* [About this exercise]:
List every person named in the article below about renaming "Engelse drop."

New regulations to come into force after Britain leaves the EU will mean the Dutch favourite ‘Engelse drop’, or liquorice allsorts, will have to be renamed.
Under the terms of the withdrawal treaty, only foods made in the UK may have names referencing England – so, amongst other things, the Dutch liquorice mixture known as ‘English’ will need new branding.
The rules are an extension of European protected designation of origin (PDO) law, which applies equally to products such as Brabantse Wal asparagus and Dutch Edam cheese, according to an EU spokesman.
‘Dutch sweet manufacturers will have two years to prepare for the changeover, so they have no excuse not to be ready,’ EU spokesman Boris Russells told DutchNews.nl. ‘EU consumers have the right to know they are eating properly-regulated European sweets, not British knock-offs.’
SuikerKruiken, the association that represents Dutch confectionery makers, held an emergency vote in Oude Tonge earlier this week and a representative said its manufacturers have agreed to rename the treat ‘Trots Drop’ – Dutch for ‘proud liquorice’.
Dianne Betes, SK chairwoman, told DutchNews.nl: ‘We are proud of our tradition of healthy liquorice snacks, and this has really got us going. Our sweet mixture literally has something for everyone in the family, from your slightly sour great uncle to your twisted sister-in-law. And, of course, my own favourite, the sweet, coconut-covered rounds.’
But the rule clarification has sparked a sugar rush of patent applications in Britain, which some sweet lovers fear may mean their favourites are dropped from the new Trots Drop mixture.
Valerie van ’t Zwartewaeter, a 55-year-old gallery owner from Wassenaar, has taken to social media to protest. ‘I knew exactly what would happen post-Brexit and I’m laying in a good stock now,’ she told DutchNews.nl. ‘But all good things must come to an end and with my pack-a-day habit it’ll be sooner rather than later. All we’ll have left is boring sweets, and all because of David Cameron.’
She added: ‘As if my blood pressure isn’t high enough as it is.’
Meanwhile, Bertie Plasman, former PVV council candidate for Zoetermeer, said it was another instance of ‘Brussels destroying our Dutch traditions’.

* [Dataset extract]:
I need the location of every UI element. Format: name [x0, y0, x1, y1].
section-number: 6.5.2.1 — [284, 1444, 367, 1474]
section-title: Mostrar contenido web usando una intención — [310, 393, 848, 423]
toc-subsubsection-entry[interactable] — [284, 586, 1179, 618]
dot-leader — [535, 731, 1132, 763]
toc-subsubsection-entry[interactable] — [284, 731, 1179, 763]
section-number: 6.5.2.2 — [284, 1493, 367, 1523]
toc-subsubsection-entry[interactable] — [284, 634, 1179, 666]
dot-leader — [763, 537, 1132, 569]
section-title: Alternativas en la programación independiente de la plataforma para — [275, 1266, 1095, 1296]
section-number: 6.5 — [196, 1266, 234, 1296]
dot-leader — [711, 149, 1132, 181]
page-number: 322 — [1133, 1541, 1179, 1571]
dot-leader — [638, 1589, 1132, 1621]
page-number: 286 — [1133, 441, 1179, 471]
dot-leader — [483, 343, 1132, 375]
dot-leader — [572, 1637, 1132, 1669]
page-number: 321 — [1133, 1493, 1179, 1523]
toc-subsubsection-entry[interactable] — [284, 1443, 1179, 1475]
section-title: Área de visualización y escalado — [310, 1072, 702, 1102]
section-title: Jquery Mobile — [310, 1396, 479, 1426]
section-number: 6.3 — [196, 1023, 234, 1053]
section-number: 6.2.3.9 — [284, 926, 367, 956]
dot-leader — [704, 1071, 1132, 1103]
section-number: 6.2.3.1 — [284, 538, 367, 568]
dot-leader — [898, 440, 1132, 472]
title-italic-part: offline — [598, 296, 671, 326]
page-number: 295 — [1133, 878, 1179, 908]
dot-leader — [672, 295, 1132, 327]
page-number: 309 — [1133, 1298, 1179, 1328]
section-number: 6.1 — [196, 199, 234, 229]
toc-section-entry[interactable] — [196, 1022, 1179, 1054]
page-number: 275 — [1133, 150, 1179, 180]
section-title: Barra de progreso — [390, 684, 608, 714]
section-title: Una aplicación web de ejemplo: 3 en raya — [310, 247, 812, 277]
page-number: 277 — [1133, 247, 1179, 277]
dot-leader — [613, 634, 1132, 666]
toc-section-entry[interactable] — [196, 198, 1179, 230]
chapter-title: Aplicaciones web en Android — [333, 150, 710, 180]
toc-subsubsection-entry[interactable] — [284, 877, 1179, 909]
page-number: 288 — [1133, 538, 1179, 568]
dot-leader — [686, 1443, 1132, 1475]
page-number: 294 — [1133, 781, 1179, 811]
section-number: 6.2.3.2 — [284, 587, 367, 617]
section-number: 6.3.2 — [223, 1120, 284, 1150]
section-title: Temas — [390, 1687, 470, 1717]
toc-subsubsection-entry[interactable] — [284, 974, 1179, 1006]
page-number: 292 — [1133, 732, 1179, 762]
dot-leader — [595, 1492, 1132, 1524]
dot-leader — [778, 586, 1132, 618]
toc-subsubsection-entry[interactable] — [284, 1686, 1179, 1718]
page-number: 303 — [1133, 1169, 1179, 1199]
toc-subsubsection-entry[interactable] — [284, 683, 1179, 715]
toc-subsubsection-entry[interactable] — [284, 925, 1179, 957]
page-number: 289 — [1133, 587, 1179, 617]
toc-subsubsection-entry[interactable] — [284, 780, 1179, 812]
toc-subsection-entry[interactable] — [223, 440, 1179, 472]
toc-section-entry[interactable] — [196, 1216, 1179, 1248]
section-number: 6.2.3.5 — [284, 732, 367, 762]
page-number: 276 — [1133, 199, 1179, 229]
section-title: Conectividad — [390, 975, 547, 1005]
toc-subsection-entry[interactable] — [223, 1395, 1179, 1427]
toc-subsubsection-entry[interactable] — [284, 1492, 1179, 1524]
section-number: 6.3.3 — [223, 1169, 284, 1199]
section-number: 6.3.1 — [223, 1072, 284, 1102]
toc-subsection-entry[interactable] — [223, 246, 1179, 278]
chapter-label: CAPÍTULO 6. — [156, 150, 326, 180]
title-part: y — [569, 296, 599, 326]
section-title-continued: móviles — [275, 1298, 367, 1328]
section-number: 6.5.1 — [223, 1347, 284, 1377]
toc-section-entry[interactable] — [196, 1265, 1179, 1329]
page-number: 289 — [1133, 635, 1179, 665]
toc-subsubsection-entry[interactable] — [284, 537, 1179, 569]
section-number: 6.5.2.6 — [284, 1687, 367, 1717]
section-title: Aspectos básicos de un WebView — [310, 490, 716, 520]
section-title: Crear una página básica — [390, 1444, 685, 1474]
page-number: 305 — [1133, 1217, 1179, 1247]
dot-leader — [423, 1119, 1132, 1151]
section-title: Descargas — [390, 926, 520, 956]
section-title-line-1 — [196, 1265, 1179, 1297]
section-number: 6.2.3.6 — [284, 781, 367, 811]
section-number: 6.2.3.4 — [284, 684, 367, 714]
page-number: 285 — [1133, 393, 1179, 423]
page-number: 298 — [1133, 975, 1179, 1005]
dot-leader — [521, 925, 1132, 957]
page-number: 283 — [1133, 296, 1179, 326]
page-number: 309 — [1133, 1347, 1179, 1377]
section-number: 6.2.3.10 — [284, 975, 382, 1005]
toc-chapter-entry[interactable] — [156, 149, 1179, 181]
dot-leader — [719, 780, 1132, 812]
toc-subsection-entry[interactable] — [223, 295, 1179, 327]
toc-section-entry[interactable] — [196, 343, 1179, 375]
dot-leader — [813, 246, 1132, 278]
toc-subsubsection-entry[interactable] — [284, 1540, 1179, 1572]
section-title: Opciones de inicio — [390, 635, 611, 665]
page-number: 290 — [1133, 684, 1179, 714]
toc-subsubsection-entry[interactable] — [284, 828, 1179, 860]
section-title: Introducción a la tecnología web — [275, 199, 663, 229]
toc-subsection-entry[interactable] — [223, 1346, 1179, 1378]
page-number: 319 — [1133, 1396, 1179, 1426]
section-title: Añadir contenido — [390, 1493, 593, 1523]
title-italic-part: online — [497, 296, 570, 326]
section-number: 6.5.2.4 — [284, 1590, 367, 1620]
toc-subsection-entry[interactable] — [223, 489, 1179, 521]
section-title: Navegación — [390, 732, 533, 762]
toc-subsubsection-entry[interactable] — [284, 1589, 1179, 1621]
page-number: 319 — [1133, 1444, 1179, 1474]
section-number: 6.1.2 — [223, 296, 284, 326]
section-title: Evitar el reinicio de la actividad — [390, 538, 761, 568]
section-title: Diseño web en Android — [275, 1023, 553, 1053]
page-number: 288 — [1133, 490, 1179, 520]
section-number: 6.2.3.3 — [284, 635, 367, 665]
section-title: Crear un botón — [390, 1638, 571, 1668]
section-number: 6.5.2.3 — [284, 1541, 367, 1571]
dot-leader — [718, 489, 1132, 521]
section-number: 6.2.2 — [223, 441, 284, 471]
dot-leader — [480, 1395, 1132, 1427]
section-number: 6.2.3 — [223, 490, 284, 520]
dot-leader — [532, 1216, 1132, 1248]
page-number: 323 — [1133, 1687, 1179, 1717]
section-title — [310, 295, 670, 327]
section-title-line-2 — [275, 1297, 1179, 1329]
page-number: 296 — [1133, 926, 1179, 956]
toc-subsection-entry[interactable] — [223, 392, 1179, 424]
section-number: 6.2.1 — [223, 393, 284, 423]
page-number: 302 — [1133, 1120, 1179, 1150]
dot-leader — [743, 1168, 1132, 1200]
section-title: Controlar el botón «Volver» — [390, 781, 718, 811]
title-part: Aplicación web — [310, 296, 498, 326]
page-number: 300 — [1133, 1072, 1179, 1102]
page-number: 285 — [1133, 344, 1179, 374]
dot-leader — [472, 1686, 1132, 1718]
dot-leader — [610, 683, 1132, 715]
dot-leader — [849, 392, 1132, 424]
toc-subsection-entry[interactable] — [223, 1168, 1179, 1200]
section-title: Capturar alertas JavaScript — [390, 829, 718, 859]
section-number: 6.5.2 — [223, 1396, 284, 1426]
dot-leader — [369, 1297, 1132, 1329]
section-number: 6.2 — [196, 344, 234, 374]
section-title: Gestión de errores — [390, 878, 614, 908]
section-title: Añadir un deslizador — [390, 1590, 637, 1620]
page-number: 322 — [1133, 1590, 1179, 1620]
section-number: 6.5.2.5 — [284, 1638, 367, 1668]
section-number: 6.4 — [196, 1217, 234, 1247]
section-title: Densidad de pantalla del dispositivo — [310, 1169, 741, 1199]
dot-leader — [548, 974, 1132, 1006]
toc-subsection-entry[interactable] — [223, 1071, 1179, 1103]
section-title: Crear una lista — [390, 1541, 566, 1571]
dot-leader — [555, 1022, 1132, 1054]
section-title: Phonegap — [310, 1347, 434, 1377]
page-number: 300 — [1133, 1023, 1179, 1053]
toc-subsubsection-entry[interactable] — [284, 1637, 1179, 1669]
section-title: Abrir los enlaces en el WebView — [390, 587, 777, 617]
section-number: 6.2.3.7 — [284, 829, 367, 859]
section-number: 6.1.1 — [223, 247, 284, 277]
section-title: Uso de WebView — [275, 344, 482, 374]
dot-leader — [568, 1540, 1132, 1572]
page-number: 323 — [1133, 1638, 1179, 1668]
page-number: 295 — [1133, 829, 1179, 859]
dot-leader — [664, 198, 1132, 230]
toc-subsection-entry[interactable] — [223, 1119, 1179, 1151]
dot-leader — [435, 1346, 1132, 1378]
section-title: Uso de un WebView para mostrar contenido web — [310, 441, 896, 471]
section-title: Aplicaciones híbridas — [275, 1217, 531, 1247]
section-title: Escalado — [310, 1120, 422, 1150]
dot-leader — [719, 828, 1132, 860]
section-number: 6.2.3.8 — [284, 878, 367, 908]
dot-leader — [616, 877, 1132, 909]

* [Answer to the exercise]:
Boris Russells
Dianne Betes
Valerie van ’t Zwartewaeter
David Cameron
Bertie Plasman